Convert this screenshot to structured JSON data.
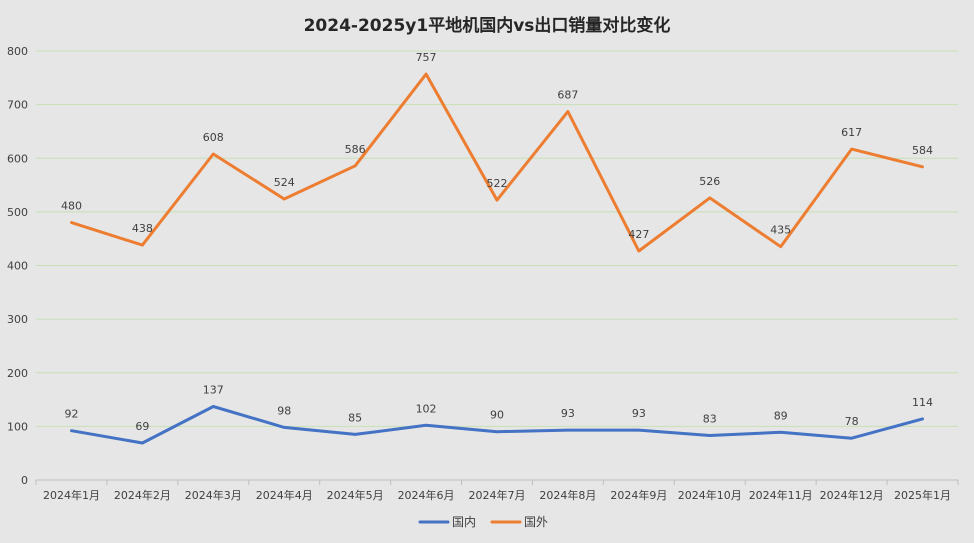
{
  "chart_data": {
    "type": "line",
    "title": "2024-2025y1平地机国内vs出口销量对比变化",
    "categories": [
      "2024年1月",
      "2024年2月",
      "2024年3月",
      "2024年4月",
      "2024年5月",
      "2024年6月",
      "2024年7月",
      "2024年8月",
      "2024年9月",
      "2024年10月",
      "2024年11月",
      "2024年12月",
      "2025年1月"
    ],
    "series": [
      {
        "name": "国内",
        "color": "#4472c4",
        "values": [
          92,
          69,
          137,
          98,
          85,
          102,
          90,
          93,
          93,
          83,
          89,
          78,
          114
        ]
      },
      {
        "name": "国外",
        "color": "#ed7d31",
        "values": [
          480,
          438,
          608,
          524,
          586,
          757,
          522,
          687,
          427,
          526,
          435,
          617,
          584
        ]
      }
    ],
    "ylim": [
      0,
      800
    ],
    "yticks": [
      0,
      100,
      200,
      300,
      400,
      500,
      600,
      700,
      800
    ],
    "xlabel": "",
    "ylabel": "",
    "grid": true,
    "gridColor": "#c6e0b4",
    "legend": "bottom-center",
    "data_labels": true
  }
}
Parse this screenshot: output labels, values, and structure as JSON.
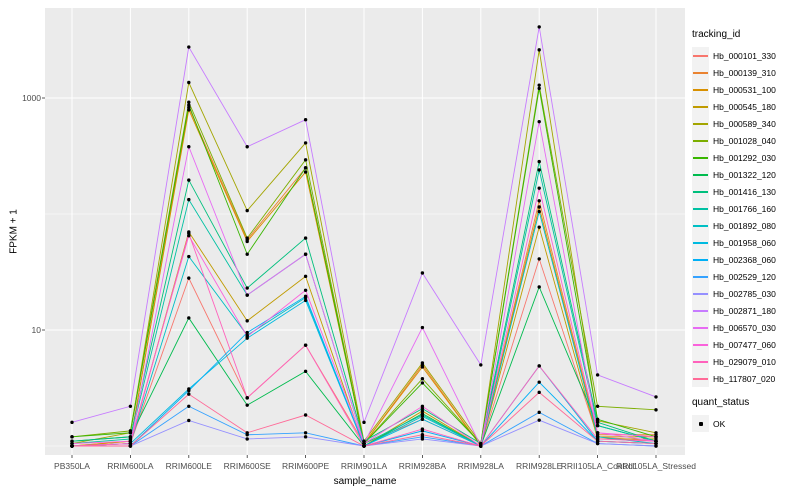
{
  "figure": {
    "background": "#FFFFFF",
    "panel_background": "#EBEBEB",
    "grid_color": "#FFFFFF",
    "tick_color": "#333333",
    "tick_label_color": "#4D4D4D",
    "point_color": "#000000"
  },
  "chart_data": {
    "type": "line",
    "title": "",
    "xlabel": "sample_name",
    "ylabel": "FPKM + 1",
    "y_scale": "log10",
    "legend_title": "tracking_id",
    "legend_position": "right",
    "grid": "on",
    "y_axis": {
      "tick_values": [
        10,
        1000
      ],
      "tick_labels": [
        "10",
        "1000"
      ],
      "minor_grid_values": [
        1,
        100
      ],
      "approx_range": [
        0.9,
        6000
      ]
    },
    "categories": [
      "PB350LA",
      "RRIM600LA",
      "RRIM600LE",
      "RRIM600SE",
      "RRIM600PE",
      "RRIM901LA",
      "RRIM928BA",
      "RRIM928LA",
      "RRIM928LE",
      "RRII105LA_Control",
      "RRII105LA_Stressed"
    ],
    "series": [
      {
        "name": "Hb_000101_330",
        "color": "#F8766D",
        "values": [
          1.0,
          1.05,
          28,
          2.6,
          7.4,
          1.05,
          1.7,
          1.0,
          41,
          1.2,
          1.1
        ]
      },
      {
        "name": "Hb_000139_310",
        "color": "#EA8331",
        "values": [
          1.0,
          1.1,
          830,
          60,
          250,
          1.05,
          5.0,
          1.0,
          130,
          1.25,
          1.25
        ]
      },
      {
        "name": "Hb_000531_100",
        "color": "#D89000",
        "values": [
          1.0,
          1.1,
          790,
          58,
          230,
          1.05,
          4.8,
          1.0,
          115,
          1.2,
          1.2
        ]
      },
      {
        "name": "Hb_000545_180",
        "color": "#C09B00",
        "values": [
          1.0,
          1.05,
          70,
          12,
          29,
          1.0,
          2.0,
          1.0,
          77,
          1.15,
          1.15
        ]
      },
      {
        "name": "Hb_000589_340",
        "color": "#A3A500",
        "values": [
          1.05,
          1.3,
          1360,
          107,
          410,
          1.1,
          5.2,
          1.05,
          2600,
          1.65,
          1.3
        ]
      },
      {
        "name": "Hb_001028_040",
        "color": "#7CAE00",
        "values": [
          1.2,
          1.35,
          920,
          62,
          293,
          1.05,
          3.8,
          1.05,
          1290,
          2.2,
          2.05
        ]
      },
      {
        "name": "Hb_001292_030",
        "color": "#39B600",
        "values": [
          1.2,
          1.3,
          870,
          45,
          250,
          1.05,
          3.5,
          1.05,
          1210,
          1.7,
          1.2
        ]
      },
      {
        "name": "Hb_001322_120",
        "color": "#00BB4E",
        "values": [
          1.1,
          1.2,
          12.7,
          2.25,
          4.4,
          1.0,
          1.9,
          1.0,
          23.5,
          1.5,
          1.1
        ]
      },
      {
        "name": "Hb_001416_130",
        "color": "#00BF7D",
        "values": [
          1.1,
          1.2,
          196,
          23,
          62,
          1.1,
          2.1,
          1.05,
          283,
          1.6,
          1.1
        ]
      },
      {
        "name": "Hb_001766_160",
        "color": "#00C1A3",
        "values": [
          1.05,
          1.15,
          133,
          20,
          45,
          1.05,
          1.85,
          1.0,
          240,
          1.5,
          1.1
        ]
      },
      {
        "name": "Hb_001892_080",
        "color": "#00BFC4",
        "values": [
          1.0,
          1.05,
          43,
          9,
          19,
          1.0,
          1.8,
          1.0,
          105,
          1.2,
          1.05
        ]
      },
      {
        "name": "Hb_001958_060",
        "color": "#00BAE0",
        "values": [
          1.0,
          1.05,
          3.1,
          8.5,
          18,
          1.0,
          1.7,
          1.0,
          4.9,
          1.1,
          1.05
        ]
      },
      {
        "name": "Hb_002368_060",
        "color": "#00B0F6",
        "values": [
          1.0,
          1.0,
          3.0,
          9.5,
          19.5,
          1.0,
          1.35,
          1.0,
          3.55,
          1.1,
          1.05
        ]
      },
      {
        "name": "Hb_002529_120",
        "color": "#35A2FF",
        "values": [
          1.0,
          1.0,
          2.2,
          1.25,
          1.3,
          1.0,
          1.2,
          1.0,
          1.95,
          1.05,
          1.0
        ]
      },
      {
        "name": "Hb_002785_030",
        "color": "#9590FF",
        "values": [
          1.0,
          1.0,
          1.66,
          1.15,
          1.2,
          1.0,
          1.15,
          1.0,
          1.67,
          1.05,
          1.0
        ]
      },
      {
        "name": "Hb_002871_180",
        "color": "#C77CFF",
        "values": [
          1.6,
          2.2,
          2750,
          380,
          650,
          1.6,
          31,
          5.0,
          4100,
          4.1,
          2.65
        ]
      },
      {
        "name": "Hb_006570_030",
        "color": "#E76BF3",
        "values": [
          1.0,
          1.05,
          380,
          20,
          45,
          1.05,
          10.5,
          1.0,
          625,
          1.3,
          1.1
        ]
      },
      {
        "name": "Hb_007477_060",
        "color": "#FA62DB",
        "values": [
          1.05,
          1.1,
          65,
          8.8,
          22,
          1.05,
          2.2,
          1.0,
          167,
          1.3,
          1.2
        ]
      },
      {
        "name": "Hb_029079_010",
        "color": "#FF62BC",
        "values": [
          1.0,
          1.05,
          68,
          2.6,
          7.4,
          1.0,
          1.4,
          1.0,
          4.9,
          1.15,
          1.1
        ]
      },
      {
        "name": "Hb_117807_020",
        "color": "#FF6A98",
        "values": [
          1.0,
          1.0,
          2.8,
          1.3,
          1.85,
          1.0,
          1.25,
          1.0,
          2.9,
          1.1,
          1.05
        ]
      }
    ],
    "quant_legend": {
      "title": "quant_status",
      "items": [
        {
          "label": "OK",
          "color": "#000000"
        }
      ]
    }
  }
}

INSTRUCTION →
Each line of the material must be retyped exactly, except that images are omitted.

WRITTEN SOLUTION →
Convert this screenshot to structured JSON data.
{
  "chart_data": {
    "type": "line",
    "title": "2024-2025y1平地机国内vs出口销量对比变化",
    "categories": [
      "2024年1月",
      "2024年2月",
      "2024年3月",
      "2024年4月",
      "2024年5月",
      "2024年6月",
      "2024年7月",
      "2024年8月",
      "2024年9月",
      "2024年10月",
      "2024年11月",
      "2024年12月",
      "2025年1月"
    ],
    "series": [
      {
        "name": "国内",
        "color": "#4472c4",
        "values": [
          92,
          69,
          137,
          98,
          85,
          102,
          90,
          93,
          93,
          83,
          89,
          78,
          114
        ]
      },
      {
        "name": "国外",
        "color": "#ed7d31",
        "values": [
          480,
          438,
          608,
          524,
          586,
          757,
          522,
          687,
          427,
          526,
          435,
          617,
          584
        ]
      }
    ],
    "ylim": [
      0,
      800
    ],
    "yticks": [
      0,
      100,
      200,
      300,
      400,
      500,
      600,
      700,
      800
    ],
    "xlabel": "",
    "ylabel": "",
    "grid": true,
    "gridColor": "#c6e0b4",
    "legend": "bottom-center",
    "data_labels": true
  }
}
Parse this screenshot: output labels, values, and structure as JSON.
{
  "figure": {
    "background": "#FFFFFF",
    "panel_background": "#EBEBEB",
    "grid_color": "#FFFFFF",
    "tick_color": "#333333",
    "tick_label_color": "#4D4D4D",
    "point_color": "#000000"
  },
  "chart_data": {
    "type": "line",
    "title": "",
    "xlabel": "sample_name",
    "ylabel": "FPKM + 1",
    "y_scale": "log10",
    "legend_title": "tracking_id",
    "legend_position": "right",
    "grid": "on",
    "y_axis": {
      "tick_values": [
        10,
        1000
      ],
      "tick_labels": [
        "10",
        "1000"
      ],
      "minor_grid_values": [
        1,
        100
      ],
      "approx_range": [
        0.9,
        6000
      ]
    },
    "categories": [
      "PB350LA",
      "RRIM600LA",
      "RRIM600LE",
      "RRIM600SE",
      "RRIM600PE",
      "RRIM901LA",
      "RRIM928BA",
      "RRIM928LA",
      "RRIM928LE",
      "RRII105LA_Control",
      "RRII105LA_Stressed"
    ],
    "series": [
      {
        "name": "Hb_000101_330",
        "color": "#F8766D",
        "values": [
          1.0,
          1.05,
          28,
          2.6,
          7.4,
          1.05,
          1.7,
          1.0,
          41,
          1.2,
          1.1
        ]
      },
      {
        "name": "Hb_000139_310",
        "color": "#EA8331",
        "values": [
          1.0,
          1.1,
          830,
          60,
          250,
          1.05,
          5.0,
          1.0,
          130,
          1.25,
          1.25
        ]
      },
      {
        "name": "Hb_000531_100",
        "color": "#D89000",
        "values": [
          1.0,
          1.1,
          790,
          58,
          230,
          1.05,
          4.8,
          1.0,
          115,
          1.2,
          1.2
        ]
      },
      {
        "name": "Hb_000545_180",
        "color": "#C09B00",
        "values": [
          1.0,
          1.05,
          70,
          12,
          29,
          1.0,
          2.0,
          1.0,
          77,
          1.15,
          1.15
        ]
      },
      {
        "name": "Hb_000589_340",
        "color": "#A3A500",
        "values": [
          1.05,
          1.3,
          1360,
          107,
          410,
          1.1,
          5.2,
          1.05,
          2600,
          1.65,
          1.3
        ]
      },
      {
        "name": "Hb_001028_040",
        "color": "#7CAE00",
        "values": [
          1.2,
          1.35,
          920,
          62,
          293,
          1.05,
          3.8,
          1.05,
          1290,
          2.2,
          2.05
        ]
      },
      {
        "name": "Hb_001292_030",
        "color": "#39B600",
        "values": [
          1.2,
          1.3,
          870,
          45,
          250,
          1.05,
          3.5,
          1.05,
          1210,
          1.7,
          1.2
        ]
      },
      {
        "name": "Hb_001322_120",
        "color": "#00BB4E",
        "values": [
          1.1,
          1.2,
          12.7,
          2.25,
          4.4,
          1.0,
          1.9,
          1.0,
          23.5,
          1.5,
          1.1
        ]
      },
      {
        "name": "Hb_001416_130",
        "color": "#00BF7D",
        "values": [
          1.1,
          1.2,
          196,
          23,
          62,
          1.1,
          2.1,
          1.05,
          283,
          1.6,
          1.1
        ]
      },
      {
        "name": "Hb_001766_160",
        "color": "#00C1A3",
        "values": [
          1.05,
          1.15,
          133,
          20,
          45,
          1.05,
          1.85,
          1.0,
          240,
          1.5,
          1.1
        ]
      },
      {
        "name": "Hb_001892_080",
        "color": "#00BFC4",
        "values": [
          1.0,
          1.05,
          43,
          9,
          19,
          1.0,
          1.8,
          1.0,
          105,
          1.2,
          1.05
        ]
      },
      {
        "name": "Hb_001958_060",
        "color": "#00BAE0",
        "values": [
          1.0,
          1.05,
          3.1,
          8.5,
          18,
          1.0,
          1.7,
          1.0,
          4.9,
          1.1,
          1.05
        ]
      },
      {
        "name": "Hb_002368_060",
        "color": "#00B0F6",
        "values": [
          1.0,
          1.0,
          3.0,
          9.5,
          19.5,
          1.0,
          1.35,
          1.0,
          3.55,
          1.1,
          1.05
        ]
      },
      {
        "name": "Hb_002529_120",
        "color": "#35A2FF",
        "values": [
          1.0,
          1.0,
          2.2,
          1.25,
          1.3,
          1.0,
          1.2,
          1.0,
          1.95,
          1.05,
          1.0
        ]
      },
      {
        "name": "Hb_002785_030",
        "color": "#9590FF",
        "values": [
          1.0,
          1.0,
          1.66,
          1.15,
          1.2,
          1.0,
          1.15,
          1.0,
          1.67,
          1.05,
          1.0
        ]
      },
      {
        "name": "Hb_002871_180",
        "color": "#C77CFF",
        "values": [
          1.6,
          2.2,
          2750,
          380,
          650,
          1.6,
          31,
          5.0,
          4100,
          4.1,
          2.65
        ]
      },
      {
        "name": "Hb_006570_030",
        "color": "#E76BF3",
        "values": [
          1.0,
          1.05,
          380,
          20,
          45,
          1.05,
          10.5,
          1.0,
          625,
          1.3,
          1.1
        ]
      },
      {
        "name": "Hb_007477_060",
        "color": "#FA62DB",
        "values": [
          1.05,
          1.1,
          65,
          8.8,
          22,
          1.05,
          2.2,
          1.0,
          167,
          1.3,
          1.2
        ]
      },
      {
        "name": "Hb_029079_010",
        "color": "#FF62BC",
        "values": [
          1.0,
          1.05,
          68,
          2.6,
          7.4,
          1.0,
          1.4,
          1.0,
          4.9,
          1.15,
          1.1
        ]
      },
      {
        "name": "Hb_117807_020",
        "color": "#FF6A98",
        "values": [
          1.0,
          1.0,
          2.8,
          1.3,
          1.85,
          1.0,
          1.25,
          1.0,
          2.9,
          1.1,
          1.05
        ]
      }
    ],
    "quant_legend": {
      "title": "quant_status",
      "items": [
        {
          "label": "OK",
          "color": "#000000"
        }
      ]
    }
  }
}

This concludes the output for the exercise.